William Shakespeare (1564 – 1616) English poet and playwright. Famous plays include Macbeth, Romeo and Juliet, Merchant of Venice and Hamlet. Shakespeare is widely considered the seminal writer of the English language.
Jonathan Swift (1667 – 1745) Anglo-Irish writer born in Dublin. Swift was a prominent satirist, essayist and author. Notable works include Gulliver’s Travels (1726), A Modest Proposal and A Tale of a Tub.
Samuel Johnson (1709 – 1784) Britishauthor best known for his compilation of the English dictionary. Although not the first attempt at a dictionary, it was widely considered to be the most comprehensive – setting the standard for later dictionaries.
Johann Wolfgang von Goethe (1749 – 1832) German poet, playwright, and author. Notable works of Goethe include: Faust, Wilhelm Meister’s Apprenticeship and Elective Affinities.
Jane Austen (1775 – 1817) English author who wrote romantic fiction combined with social realism. Her novels include: Sense and Sensibility (1811), Pride and Prejudice (1813) and Emma (1816).
Honore de Balzac (1799 – 1850) French novelist and short story writer. Balzac was an influential realist writer who created characters of moral ambiguity – often based on his own real life examples. His greatest work was the collection of short stories La Comédie humaine.
Alexandre Dumas (1802 – 1870) French author of historical dramas, including – The Count of Monte Cristo (1844), and The Three Musketeers (1844). Also prolific author of magazine articles, pamphlets and travel books.
Victor Hugo (1802 – 1885) French author and poet. Hugo’s novels include Les Misérables, (1862) and Notre-Dame de Paris (1831).
Charles Dickens (1812 – 1870) – English writer and social critic. His best-known works include novels such as Oliver Twist, David Copperfield and A Christmas Carol.
Charlotte Bronte (1816 – 1855) English novelist and poet, from Haworth. Her best known novel is ‘Jane Eyre’ (1847).
Henry David Thoreau (1817 – 1862) – American poet, writer and leading member of the Transcendentalist movement. Thoreau’s “Walden” (1854) was a unique account of living close to nature.
Emily Bronte (1818 – 1848) English novelist. Emily Bronte is best known for her novel Wuthering Heights (1847), and her poetry.
George Eliot (1819 – 1880) Pen name of Mary Ann Evans. Wrote novels, The Mill on the Floss (1860), Silas Marner (1861), Middlemarch (1871–72), and Daniel Deronda (1876)
Leo Tolstoy (1828 – 1910) Russian novelist and moral philosopher. Famous works include the epic novels – War and Peace (1869) and Anna Karenina (1877). Tolstoy also became an influential philosopher with his brand of Christian pacificism.
Fyodor Dostoevsky (1821-1881) Russian novelist, journalist and philosopher. Notable works include Notes from Underground, Crime and Punishment and The Idiot
Lewis Carroll (1832-1898) Oxford mathematician and author. Famous for Alice in Wonderland, Through the Looking Glass, and poems like The Snark.
▬▬▬▬▬▬▬▬▬▬
◆ WORK TO DO
- 1) In the list of famous writers, what was George Eliot's real name?
- 2) The list of famous writers says Samuel Johnson's dictionary was not the first attempt at one. How does the list explain why it still mattered?
- 3) Pick up the list of famous writers after the Lewis Carroll entry and carry it on with more entries.
▬▬▬▬▬▬▬▬▬▬
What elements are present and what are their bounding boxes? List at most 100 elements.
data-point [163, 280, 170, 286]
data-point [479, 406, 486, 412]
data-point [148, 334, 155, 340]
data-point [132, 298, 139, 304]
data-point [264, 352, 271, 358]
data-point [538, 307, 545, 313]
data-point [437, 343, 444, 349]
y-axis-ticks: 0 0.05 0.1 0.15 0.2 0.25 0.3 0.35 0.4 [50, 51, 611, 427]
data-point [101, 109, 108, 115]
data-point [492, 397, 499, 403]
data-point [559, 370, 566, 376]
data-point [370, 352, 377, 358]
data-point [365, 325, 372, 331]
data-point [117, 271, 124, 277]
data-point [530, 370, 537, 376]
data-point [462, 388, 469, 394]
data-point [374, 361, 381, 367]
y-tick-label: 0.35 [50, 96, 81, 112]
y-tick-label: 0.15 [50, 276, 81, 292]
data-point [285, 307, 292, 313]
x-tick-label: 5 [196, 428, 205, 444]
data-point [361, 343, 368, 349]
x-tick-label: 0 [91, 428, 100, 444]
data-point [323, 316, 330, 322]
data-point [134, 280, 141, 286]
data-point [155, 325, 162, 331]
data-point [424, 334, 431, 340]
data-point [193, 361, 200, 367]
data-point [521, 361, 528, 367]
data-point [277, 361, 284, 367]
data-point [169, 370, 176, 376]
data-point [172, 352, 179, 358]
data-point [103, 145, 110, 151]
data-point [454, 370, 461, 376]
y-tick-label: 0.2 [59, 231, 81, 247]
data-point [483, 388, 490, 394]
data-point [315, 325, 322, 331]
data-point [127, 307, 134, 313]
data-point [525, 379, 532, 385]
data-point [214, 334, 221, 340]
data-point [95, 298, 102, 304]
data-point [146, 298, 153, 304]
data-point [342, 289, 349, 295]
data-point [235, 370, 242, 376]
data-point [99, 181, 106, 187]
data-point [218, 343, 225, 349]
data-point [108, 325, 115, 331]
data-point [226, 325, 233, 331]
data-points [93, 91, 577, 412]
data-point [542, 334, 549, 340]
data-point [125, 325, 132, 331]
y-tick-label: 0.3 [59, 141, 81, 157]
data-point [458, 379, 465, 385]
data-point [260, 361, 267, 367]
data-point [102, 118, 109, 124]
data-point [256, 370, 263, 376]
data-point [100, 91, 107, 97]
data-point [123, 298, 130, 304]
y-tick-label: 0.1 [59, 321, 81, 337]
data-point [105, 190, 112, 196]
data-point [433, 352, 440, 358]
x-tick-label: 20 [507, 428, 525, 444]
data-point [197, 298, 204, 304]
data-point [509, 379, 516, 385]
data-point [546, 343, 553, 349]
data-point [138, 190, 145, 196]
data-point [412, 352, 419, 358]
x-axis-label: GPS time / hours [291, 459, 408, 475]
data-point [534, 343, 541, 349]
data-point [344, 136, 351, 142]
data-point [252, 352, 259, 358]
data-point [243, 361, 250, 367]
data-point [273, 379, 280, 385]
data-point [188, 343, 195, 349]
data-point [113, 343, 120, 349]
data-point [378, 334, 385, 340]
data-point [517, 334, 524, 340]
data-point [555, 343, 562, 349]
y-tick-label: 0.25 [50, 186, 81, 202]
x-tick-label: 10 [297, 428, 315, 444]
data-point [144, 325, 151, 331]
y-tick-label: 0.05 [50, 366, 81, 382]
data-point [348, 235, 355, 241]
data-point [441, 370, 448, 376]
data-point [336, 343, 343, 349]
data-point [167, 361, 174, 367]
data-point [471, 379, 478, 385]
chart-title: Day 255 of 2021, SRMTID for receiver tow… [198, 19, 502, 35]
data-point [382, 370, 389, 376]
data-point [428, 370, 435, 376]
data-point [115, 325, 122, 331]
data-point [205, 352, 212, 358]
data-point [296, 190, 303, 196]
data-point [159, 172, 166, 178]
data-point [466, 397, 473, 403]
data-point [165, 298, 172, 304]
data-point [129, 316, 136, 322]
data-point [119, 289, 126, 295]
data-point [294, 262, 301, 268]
▬▬▬▬▬▬▬▬▬▬
◆ RESPONSES
- 1) Mary Ann Evans.

- 2) It was widely considered the most comprehensive dictionary. That set the standard for the dictionaries that came after it.

- 3)
Mark Twain (1835 – 1910) American writer and humorist, considered the ‘father of American literature’. Famous works include The Adventures of Tom Sawyer (1876) and Adventures of Huckleberry Finn (1885).
Thomas Hardy (1840-1928) English novelist and poet. Hardy was a Victorian realist who was influenced by Romanticism. He wrote about problems of Victorian society – in particular, declining rural life. Notable works include: Far from the Madding Crowd (1874), Tess of the d’Urbervilles (1891), andJude the Obscure (1895).
Oscar Wilde (1854 – 1900) – Irish writer and poet. Wilde wrote humorous, satirical plays, such as ‘The Importance of Being Earnest‘ and ‘The Picture of Dorian Grey’.
Kenneth Graham (1859 – 1932) Author of the Wind in the Willows (1908), a classic of children’s literature.
George Bernard Shaw (1856 – 1950) Irish playwright and wit. Famous works include: Pygmalion (1912), Man and Superman (1903) and Back to Methuselah (1921)
Sir Arthur Conan Doyle (1859 – 1930) British author of historical novels and plays. Most famous for his short stories about the detective – Sherlock Holmes, such as The Hound of the Baskervilles (1902) and Sign of Four (1890).
Beatrix Potter (1866 – 1943) English conservationist and author of imaginative children’s books, such as the Tales of Peter Rabbit (1902).
Marcel Proust (1871 – 1922) French author. Best known for epic novel l À la recherche du temps perdu (In Search of Lost Time) published in seven parts between 1913 and 1927.
William Somerset Maugham 1874 – 1965) British novelist and writer. One of the most popular authors of 1930s. Notable works included The Moon and Sixpence (1916), The Razor’s Edge (1944), and Of Human Bondage (1915)
P.G.Wodehouse (1881 – 1975) English comic writer. Best known for his humorous and satirical stories about the English upper classes, such as Jeeves and Wooster and Blandings Castle.
Virginia Woolf (1882 – 1941) English modernist writer, a member of the Bloomsbury group. Famous novels include Mrs Dalloway (1925), To the Lighthouse (1927) and Orlando (1928).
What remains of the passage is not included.